>> Start Available data
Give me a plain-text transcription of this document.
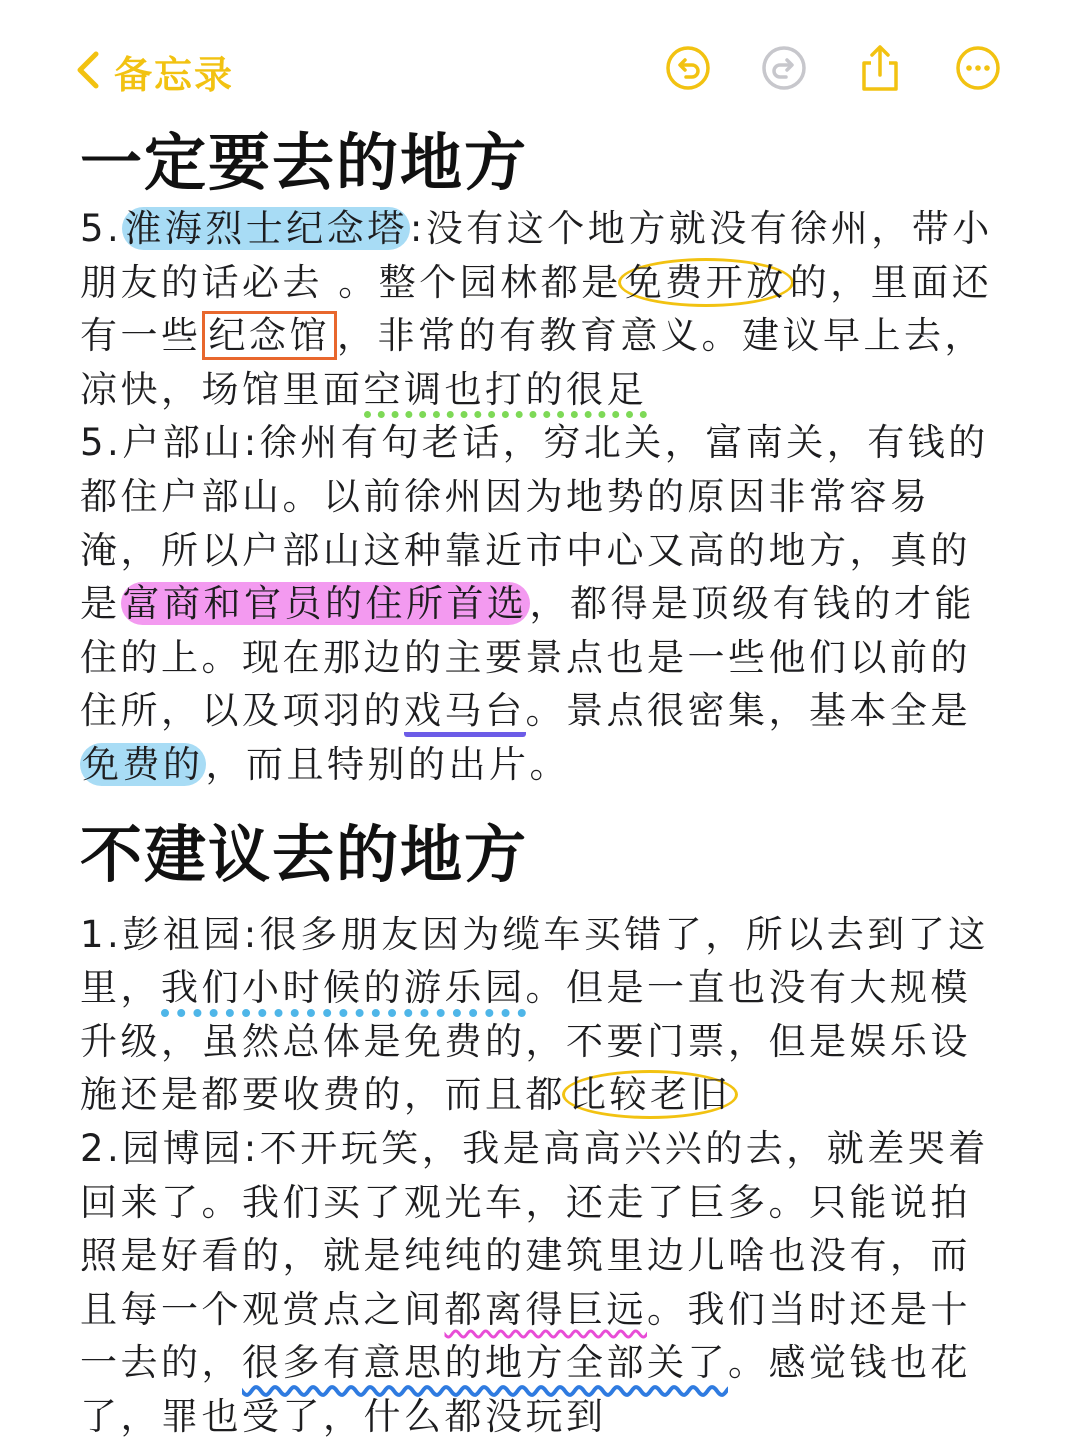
备忘录
一定要去的地方

5.淮海烈士纪念塔:没有这个地方就没有徐州，带小朋友的话必去 。整个园林都是免费开放的，里面还有一些 纪念馆 ，非常的有教育意义。建议早上去，凉快，场馆里面空调也打的很足

5.户部山:徐州有句老话，穷北关，富南关，有钱的都住户部山。以前徐州因为地势的原因非常容易淹，所以户部山这种靠近市中心又高的地方，真的是富商和官员的住所首选，都得是顶级有钱的才能住的上。现在那边的主要景点也是一些他们以前的住所，以及项羽的戏马台。景点很密集，基本全是免费的，而且特别的出片。

不建议去的地方

1.彭祖园:很多朋友因为缆车买错了，所以去到了这里，我们小时候的游乐园。但是一直也没有大规模升级，虽然总体是免费的，不要门票，但是娱乐设施还是都要收费的，而且都比较老旧

2.园博园:不开玩笑，我是高高兴兴的去，就差哭着回来了。我们买了观光车，还走了巨多。只能说拍照是好看的，就是纯纯的建筑里边儿啥也没有，而且每一个观赏点之间都离得巨远。我们当时还是十一去的，很多有意思的地方全部关了。感觉钱也花了，罪也受了，什么都没玩到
>> End Available data
Retype the whole listing exactly and leave the pictures out.

Give me a plain-text transcription of this document.
备忘录
一定要去的地方

5.淮海烈士纪念塔:没有这个地方就没有徐州，带小朋友的话必去 。整个园林都是免费开放的，里面还有一些 纪念馆 ，非常的有教育意义。建议早上去，凉快，场馆里面空调也打的很足

5.户部山:徐州有句老话，穷北关，富南关，有钱的都住户部山。以前徐州因为地势的原因非常容易淹，所以户部山这种靠近市中心又高的地方，真的是富商和官员的住所首选，都得是顶级有钱的才能住的上。现在那边的主要景点也是一些他们以前的住所，以及项羽的戏马台。景点很密集，基本全是免费的，而且特别的出片。

不建议去的地方

1.彭祖园:很多朋友因为缆车买错了，所以去到了这里，我们小时候的游乐园。但是一直也没有大规模升级，虽然总体是免费的，不要门票，但是娱乐设施还是都要收费的，而且都比较老旧

2.园博园:不开玩笑，我是高高兴兴的去，就差哭着回来了。我们买了观光车，还走了巨多。只能说拍照是好看的，就是纯纯的建筑里边儿啥也没有，而且每一个观赏点之间都离得巨远。我们当时还是十一去的，很多有意思的地方全部关了。感觉钱也花了，罪也受了，什么都没玩到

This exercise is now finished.